━━━━━ Entries supplied

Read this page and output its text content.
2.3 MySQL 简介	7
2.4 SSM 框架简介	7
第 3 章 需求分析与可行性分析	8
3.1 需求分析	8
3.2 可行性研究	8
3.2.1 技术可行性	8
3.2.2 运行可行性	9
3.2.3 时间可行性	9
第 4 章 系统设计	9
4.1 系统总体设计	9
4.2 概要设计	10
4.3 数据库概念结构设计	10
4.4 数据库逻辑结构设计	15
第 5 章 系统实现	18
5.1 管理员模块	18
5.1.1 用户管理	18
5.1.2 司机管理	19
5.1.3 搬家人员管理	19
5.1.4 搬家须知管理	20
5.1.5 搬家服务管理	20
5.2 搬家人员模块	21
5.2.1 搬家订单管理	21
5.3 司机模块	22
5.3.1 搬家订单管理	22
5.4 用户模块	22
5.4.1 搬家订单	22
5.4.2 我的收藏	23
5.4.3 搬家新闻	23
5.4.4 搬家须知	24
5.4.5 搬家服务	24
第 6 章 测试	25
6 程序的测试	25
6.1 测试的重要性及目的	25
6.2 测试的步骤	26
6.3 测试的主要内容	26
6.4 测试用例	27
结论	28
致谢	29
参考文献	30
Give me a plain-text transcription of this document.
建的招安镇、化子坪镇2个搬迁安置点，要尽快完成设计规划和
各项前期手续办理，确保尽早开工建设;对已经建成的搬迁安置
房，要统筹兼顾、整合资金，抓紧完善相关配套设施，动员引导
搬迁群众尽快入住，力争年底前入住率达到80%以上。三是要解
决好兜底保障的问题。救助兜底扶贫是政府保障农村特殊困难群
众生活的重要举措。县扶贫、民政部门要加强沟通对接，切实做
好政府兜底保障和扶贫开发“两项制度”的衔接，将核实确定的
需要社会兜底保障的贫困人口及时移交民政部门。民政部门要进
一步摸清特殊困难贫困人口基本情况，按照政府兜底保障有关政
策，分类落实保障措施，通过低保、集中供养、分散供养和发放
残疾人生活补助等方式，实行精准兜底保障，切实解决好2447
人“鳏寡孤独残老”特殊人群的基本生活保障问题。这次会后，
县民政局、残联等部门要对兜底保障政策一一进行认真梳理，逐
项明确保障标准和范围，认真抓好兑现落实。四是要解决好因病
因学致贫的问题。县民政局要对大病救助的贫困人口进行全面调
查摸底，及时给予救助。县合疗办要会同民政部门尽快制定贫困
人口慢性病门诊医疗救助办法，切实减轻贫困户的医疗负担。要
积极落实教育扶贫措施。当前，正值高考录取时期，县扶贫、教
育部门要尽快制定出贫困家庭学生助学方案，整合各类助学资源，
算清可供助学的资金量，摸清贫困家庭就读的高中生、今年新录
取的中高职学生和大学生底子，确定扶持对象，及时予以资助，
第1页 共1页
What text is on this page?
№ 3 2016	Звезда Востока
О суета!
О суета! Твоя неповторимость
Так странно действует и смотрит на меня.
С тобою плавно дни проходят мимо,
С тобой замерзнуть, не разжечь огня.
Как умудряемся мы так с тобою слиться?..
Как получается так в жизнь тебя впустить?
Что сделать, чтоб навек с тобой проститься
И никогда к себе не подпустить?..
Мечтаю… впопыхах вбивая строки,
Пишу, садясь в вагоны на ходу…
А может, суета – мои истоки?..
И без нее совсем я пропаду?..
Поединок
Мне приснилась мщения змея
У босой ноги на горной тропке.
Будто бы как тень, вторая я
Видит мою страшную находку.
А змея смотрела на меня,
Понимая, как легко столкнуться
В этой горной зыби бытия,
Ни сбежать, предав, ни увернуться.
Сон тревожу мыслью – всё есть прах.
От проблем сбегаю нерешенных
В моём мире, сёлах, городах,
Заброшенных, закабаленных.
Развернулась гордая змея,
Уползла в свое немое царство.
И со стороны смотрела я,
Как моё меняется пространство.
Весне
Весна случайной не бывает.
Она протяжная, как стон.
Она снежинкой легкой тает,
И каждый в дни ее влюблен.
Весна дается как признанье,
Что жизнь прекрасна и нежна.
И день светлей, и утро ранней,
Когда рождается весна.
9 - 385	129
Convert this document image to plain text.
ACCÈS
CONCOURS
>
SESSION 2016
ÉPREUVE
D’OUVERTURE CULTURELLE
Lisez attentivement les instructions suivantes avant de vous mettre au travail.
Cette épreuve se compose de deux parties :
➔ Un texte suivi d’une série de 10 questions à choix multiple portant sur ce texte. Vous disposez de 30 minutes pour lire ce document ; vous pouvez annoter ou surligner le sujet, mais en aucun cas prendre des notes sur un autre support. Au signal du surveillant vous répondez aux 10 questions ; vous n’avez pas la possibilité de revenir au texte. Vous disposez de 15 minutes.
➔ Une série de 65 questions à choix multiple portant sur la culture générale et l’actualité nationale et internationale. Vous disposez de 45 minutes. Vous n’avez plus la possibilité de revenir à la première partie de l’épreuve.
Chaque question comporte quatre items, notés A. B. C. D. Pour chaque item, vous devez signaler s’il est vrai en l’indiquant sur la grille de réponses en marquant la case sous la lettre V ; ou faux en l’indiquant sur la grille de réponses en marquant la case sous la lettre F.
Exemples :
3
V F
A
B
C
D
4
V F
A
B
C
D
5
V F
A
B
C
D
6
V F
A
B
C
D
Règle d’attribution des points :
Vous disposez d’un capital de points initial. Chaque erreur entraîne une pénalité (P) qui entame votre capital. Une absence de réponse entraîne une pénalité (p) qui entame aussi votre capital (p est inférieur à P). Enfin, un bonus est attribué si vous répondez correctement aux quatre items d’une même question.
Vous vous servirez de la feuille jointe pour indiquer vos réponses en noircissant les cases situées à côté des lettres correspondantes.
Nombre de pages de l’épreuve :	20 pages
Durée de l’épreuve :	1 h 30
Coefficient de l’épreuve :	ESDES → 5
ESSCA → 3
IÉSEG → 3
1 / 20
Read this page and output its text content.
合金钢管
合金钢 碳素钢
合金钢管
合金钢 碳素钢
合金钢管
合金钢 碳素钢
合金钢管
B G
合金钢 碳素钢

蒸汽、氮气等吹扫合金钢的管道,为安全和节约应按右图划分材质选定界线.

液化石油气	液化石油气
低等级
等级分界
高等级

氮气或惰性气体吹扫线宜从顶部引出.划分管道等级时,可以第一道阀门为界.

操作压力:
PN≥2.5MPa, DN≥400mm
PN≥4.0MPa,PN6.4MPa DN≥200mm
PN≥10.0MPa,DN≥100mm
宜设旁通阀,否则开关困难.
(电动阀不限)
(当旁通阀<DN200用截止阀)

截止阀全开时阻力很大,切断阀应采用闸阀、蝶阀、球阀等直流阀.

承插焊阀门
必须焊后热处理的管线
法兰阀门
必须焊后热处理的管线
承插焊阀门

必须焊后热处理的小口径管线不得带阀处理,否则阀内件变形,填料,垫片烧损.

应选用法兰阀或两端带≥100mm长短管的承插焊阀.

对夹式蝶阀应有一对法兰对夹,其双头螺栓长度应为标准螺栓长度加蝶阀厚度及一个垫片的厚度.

━━━━━━━━━━

- Do this -
For the data above, state only how many lines include the word "жизнь".

- Result -
2